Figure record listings
'''

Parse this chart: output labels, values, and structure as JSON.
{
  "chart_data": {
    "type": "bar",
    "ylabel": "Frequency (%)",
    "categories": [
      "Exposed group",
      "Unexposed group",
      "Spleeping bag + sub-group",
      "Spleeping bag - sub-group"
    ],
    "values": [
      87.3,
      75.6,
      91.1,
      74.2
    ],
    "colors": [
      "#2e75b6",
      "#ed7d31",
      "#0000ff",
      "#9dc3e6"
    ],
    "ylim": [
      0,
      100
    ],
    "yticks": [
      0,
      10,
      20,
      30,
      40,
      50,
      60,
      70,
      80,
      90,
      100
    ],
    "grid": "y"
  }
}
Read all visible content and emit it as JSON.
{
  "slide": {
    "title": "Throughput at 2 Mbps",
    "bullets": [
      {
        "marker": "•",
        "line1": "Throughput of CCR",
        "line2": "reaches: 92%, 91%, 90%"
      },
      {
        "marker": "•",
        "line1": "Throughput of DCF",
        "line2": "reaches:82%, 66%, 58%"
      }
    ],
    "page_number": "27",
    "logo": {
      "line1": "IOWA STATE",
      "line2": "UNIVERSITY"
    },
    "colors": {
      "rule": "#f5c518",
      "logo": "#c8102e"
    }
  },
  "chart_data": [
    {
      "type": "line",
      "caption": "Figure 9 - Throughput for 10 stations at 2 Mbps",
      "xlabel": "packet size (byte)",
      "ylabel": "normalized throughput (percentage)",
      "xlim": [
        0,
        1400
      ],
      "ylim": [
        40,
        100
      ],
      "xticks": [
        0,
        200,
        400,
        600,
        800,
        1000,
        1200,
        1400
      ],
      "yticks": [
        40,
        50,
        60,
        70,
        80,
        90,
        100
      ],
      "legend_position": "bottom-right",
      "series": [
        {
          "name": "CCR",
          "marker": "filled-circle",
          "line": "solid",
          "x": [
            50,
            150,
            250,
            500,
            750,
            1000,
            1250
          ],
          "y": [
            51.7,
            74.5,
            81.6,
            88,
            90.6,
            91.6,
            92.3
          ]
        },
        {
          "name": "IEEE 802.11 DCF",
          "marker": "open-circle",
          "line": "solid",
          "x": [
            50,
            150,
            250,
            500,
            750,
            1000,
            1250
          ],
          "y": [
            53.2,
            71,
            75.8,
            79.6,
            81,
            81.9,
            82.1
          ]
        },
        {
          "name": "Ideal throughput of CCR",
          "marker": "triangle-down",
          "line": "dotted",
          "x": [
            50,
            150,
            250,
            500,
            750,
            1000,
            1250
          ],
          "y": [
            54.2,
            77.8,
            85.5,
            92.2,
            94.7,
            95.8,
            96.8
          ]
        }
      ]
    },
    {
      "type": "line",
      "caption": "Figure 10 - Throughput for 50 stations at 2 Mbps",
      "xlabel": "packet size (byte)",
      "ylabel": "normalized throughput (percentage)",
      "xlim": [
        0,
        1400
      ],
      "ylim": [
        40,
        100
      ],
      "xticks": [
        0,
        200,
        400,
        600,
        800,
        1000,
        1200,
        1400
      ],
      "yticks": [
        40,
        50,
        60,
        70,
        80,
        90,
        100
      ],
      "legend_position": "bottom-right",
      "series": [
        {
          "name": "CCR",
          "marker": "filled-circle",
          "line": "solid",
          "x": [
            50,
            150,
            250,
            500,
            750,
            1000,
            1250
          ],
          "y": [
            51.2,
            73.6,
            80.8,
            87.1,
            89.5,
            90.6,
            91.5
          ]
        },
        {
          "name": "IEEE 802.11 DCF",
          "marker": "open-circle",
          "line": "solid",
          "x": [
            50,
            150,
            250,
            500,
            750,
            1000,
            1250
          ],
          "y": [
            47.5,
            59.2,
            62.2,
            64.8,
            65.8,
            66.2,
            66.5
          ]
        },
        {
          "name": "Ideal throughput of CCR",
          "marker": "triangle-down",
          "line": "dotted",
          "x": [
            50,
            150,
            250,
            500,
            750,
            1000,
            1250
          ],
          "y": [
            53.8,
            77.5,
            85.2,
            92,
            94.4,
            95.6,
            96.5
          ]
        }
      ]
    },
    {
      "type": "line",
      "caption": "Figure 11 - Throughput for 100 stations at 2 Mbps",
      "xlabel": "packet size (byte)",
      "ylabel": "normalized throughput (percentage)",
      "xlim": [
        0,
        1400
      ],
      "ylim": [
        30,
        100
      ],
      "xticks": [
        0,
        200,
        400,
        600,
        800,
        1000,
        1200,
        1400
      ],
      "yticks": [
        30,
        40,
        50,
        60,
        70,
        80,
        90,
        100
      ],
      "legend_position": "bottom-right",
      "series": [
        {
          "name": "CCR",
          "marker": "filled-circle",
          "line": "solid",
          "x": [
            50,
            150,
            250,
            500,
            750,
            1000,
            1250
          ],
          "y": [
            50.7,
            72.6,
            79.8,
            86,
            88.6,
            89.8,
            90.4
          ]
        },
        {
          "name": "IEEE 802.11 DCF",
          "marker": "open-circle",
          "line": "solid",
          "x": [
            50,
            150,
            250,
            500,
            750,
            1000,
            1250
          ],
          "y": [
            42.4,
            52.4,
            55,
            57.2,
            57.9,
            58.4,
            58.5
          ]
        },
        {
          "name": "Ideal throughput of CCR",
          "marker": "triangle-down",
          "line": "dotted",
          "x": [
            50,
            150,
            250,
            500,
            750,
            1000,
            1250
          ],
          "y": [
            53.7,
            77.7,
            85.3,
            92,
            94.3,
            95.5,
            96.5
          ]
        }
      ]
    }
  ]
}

'''

● **WHAT THE TASK ASKS**
Pick out all lines containing the string "caption".

● **THE REPLY**
      "caption": "Figure 9 - Throughput for 10 stations at 2 Mbps",
      "caption": "Figure 10 - Throughput for 50 stations at 2 Mbps",
      "caption": "Figure 11 - Throughput for 100 stations at 2 Mbps",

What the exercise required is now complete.